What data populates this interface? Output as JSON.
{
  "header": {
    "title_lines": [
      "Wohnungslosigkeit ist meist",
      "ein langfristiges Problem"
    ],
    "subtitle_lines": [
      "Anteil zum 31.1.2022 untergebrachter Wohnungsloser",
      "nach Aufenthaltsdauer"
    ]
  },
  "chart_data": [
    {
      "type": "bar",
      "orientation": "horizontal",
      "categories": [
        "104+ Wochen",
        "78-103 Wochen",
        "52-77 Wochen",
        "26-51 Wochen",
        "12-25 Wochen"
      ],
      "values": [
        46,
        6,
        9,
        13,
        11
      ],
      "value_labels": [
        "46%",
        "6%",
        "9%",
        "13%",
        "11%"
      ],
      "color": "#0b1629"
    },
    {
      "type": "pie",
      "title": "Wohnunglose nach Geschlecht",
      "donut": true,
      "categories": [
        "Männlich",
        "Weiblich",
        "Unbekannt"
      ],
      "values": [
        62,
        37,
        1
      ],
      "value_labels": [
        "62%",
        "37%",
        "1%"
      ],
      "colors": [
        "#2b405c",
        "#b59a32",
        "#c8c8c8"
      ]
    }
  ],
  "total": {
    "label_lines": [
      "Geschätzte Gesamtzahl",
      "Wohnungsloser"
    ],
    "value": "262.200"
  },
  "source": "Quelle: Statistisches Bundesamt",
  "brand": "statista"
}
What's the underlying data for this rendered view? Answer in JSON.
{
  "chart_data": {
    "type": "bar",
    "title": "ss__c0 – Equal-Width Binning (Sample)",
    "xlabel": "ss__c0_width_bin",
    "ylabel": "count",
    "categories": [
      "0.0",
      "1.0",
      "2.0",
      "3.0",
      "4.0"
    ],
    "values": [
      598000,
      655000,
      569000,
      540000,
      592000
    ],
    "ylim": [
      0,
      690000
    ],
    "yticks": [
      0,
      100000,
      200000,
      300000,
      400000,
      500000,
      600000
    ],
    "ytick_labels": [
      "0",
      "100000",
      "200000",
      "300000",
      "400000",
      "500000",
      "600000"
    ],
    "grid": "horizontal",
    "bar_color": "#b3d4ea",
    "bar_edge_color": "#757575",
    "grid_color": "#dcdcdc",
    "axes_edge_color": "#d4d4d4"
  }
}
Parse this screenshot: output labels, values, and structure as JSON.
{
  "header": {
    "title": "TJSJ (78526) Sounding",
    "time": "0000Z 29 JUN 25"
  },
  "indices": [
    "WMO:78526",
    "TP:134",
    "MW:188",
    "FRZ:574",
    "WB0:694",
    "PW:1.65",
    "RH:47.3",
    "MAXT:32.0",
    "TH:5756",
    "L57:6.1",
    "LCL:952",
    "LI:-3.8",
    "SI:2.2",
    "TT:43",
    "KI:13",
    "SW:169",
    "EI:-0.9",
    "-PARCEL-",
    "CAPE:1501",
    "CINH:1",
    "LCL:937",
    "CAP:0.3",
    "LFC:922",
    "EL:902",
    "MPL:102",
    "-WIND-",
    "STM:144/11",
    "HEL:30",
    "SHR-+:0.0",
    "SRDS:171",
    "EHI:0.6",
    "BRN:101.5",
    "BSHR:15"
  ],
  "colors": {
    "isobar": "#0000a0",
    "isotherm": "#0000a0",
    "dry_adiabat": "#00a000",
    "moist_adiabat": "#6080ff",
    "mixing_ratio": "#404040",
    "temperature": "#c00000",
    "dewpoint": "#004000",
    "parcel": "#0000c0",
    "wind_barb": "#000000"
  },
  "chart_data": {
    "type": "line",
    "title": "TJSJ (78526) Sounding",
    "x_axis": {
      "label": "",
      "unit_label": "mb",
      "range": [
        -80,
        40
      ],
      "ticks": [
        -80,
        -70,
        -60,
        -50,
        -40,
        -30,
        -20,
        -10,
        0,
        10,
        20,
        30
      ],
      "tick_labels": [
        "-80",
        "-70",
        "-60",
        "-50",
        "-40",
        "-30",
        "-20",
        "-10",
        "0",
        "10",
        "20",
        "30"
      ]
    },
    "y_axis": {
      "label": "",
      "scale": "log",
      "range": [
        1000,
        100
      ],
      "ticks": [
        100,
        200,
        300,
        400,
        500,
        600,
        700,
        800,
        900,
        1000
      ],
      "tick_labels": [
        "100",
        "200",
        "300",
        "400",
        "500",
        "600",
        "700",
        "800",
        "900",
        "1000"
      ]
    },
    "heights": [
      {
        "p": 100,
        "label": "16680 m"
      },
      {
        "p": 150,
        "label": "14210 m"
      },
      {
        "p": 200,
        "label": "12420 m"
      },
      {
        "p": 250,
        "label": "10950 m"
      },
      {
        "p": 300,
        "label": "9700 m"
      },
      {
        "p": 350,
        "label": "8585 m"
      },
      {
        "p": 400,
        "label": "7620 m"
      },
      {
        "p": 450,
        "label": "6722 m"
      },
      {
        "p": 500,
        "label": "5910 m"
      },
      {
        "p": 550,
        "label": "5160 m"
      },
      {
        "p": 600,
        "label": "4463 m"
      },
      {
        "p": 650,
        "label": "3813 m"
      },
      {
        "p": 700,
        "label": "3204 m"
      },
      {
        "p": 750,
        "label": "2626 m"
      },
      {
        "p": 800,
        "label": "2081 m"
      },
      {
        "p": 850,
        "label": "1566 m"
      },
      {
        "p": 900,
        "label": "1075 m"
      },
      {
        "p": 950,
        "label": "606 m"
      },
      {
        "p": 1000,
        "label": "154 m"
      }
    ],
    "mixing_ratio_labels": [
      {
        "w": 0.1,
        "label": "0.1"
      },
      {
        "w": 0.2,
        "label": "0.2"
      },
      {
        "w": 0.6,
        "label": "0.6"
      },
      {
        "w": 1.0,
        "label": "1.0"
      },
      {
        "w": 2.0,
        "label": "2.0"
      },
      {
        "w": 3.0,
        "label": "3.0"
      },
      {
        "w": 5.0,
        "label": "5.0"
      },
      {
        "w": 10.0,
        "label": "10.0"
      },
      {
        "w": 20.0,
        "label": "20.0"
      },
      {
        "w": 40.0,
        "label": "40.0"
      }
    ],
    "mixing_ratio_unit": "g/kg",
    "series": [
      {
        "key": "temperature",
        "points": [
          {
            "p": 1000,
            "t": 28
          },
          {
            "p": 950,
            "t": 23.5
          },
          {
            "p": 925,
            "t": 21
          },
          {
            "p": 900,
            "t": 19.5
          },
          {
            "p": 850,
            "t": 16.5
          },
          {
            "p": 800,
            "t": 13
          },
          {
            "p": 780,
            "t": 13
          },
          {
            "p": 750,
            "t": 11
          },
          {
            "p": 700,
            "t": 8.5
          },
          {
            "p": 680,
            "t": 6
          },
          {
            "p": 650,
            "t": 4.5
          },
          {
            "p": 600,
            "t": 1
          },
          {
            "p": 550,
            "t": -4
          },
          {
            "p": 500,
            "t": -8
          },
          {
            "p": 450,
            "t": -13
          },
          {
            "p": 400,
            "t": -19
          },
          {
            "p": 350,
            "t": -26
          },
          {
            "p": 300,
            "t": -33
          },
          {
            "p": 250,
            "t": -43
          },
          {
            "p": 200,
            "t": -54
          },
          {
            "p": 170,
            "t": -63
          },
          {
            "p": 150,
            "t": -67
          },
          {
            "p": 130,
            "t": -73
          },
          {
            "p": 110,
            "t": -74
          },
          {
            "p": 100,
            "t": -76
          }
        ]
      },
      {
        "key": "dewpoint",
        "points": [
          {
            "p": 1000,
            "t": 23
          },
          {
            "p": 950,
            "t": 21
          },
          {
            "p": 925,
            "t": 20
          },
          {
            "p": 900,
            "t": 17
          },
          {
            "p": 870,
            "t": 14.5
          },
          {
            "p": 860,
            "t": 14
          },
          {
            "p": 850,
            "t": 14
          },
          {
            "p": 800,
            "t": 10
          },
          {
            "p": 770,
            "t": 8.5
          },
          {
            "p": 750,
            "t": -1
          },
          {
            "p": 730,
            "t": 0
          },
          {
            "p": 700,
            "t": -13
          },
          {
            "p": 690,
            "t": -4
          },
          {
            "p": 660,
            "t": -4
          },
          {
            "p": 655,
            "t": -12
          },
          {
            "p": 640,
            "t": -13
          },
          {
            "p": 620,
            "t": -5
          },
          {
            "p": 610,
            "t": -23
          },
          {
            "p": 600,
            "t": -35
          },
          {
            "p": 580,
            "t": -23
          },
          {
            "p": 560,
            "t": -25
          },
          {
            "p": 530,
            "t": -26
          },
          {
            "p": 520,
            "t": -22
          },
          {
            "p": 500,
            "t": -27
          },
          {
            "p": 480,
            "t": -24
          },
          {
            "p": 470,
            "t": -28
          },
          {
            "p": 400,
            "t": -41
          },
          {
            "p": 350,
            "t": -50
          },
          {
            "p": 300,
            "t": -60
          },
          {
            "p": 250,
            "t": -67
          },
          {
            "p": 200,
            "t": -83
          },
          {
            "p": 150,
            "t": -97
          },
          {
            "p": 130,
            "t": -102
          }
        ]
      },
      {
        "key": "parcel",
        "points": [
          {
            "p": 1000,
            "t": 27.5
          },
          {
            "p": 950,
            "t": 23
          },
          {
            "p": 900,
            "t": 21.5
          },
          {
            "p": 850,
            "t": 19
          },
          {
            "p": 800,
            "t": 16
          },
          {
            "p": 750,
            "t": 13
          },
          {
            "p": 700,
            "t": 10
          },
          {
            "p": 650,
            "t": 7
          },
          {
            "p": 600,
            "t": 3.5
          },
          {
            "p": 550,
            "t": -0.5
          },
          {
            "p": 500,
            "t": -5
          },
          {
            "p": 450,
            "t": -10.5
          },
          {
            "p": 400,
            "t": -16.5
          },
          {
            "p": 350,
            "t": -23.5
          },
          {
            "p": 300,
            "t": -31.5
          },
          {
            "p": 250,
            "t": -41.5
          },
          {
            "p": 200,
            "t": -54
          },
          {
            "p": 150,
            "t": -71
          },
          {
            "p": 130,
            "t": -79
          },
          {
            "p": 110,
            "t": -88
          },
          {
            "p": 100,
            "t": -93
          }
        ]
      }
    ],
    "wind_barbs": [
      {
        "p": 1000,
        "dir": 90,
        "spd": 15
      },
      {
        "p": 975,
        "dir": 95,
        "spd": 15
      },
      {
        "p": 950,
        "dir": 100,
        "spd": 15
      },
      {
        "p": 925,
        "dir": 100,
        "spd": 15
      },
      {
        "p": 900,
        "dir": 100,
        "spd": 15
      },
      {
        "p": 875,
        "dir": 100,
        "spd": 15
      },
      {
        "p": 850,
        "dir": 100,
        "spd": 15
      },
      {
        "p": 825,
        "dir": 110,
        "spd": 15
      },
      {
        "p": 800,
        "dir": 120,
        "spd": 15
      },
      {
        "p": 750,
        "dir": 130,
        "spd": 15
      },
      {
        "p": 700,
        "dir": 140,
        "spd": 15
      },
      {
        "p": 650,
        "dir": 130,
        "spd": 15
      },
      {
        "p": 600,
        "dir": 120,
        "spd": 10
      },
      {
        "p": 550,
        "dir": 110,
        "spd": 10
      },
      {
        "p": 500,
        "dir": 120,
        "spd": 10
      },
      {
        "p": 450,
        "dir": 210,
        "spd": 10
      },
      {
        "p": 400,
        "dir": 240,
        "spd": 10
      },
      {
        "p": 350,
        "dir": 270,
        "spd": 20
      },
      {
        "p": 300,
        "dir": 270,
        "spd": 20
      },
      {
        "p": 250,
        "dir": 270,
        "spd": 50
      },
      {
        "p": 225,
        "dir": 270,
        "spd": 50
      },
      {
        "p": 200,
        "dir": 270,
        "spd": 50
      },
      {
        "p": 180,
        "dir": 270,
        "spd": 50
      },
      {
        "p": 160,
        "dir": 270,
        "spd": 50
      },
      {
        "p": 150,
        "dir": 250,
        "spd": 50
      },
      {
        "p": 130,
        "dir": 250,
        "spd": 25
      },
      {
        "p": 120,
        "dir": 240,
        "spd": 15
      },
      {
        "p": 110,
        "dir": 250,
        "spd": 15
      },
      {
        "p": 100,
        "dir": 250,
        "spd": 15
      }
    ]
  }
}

- - - - -

Collect the lines of the data that carry the word "JSON".

What data populates this interface? Output as JSON.
What's the underlying data for this rendered view? Answer in JSON.
Parse this screenshot: output labels, values, and structure as JSON.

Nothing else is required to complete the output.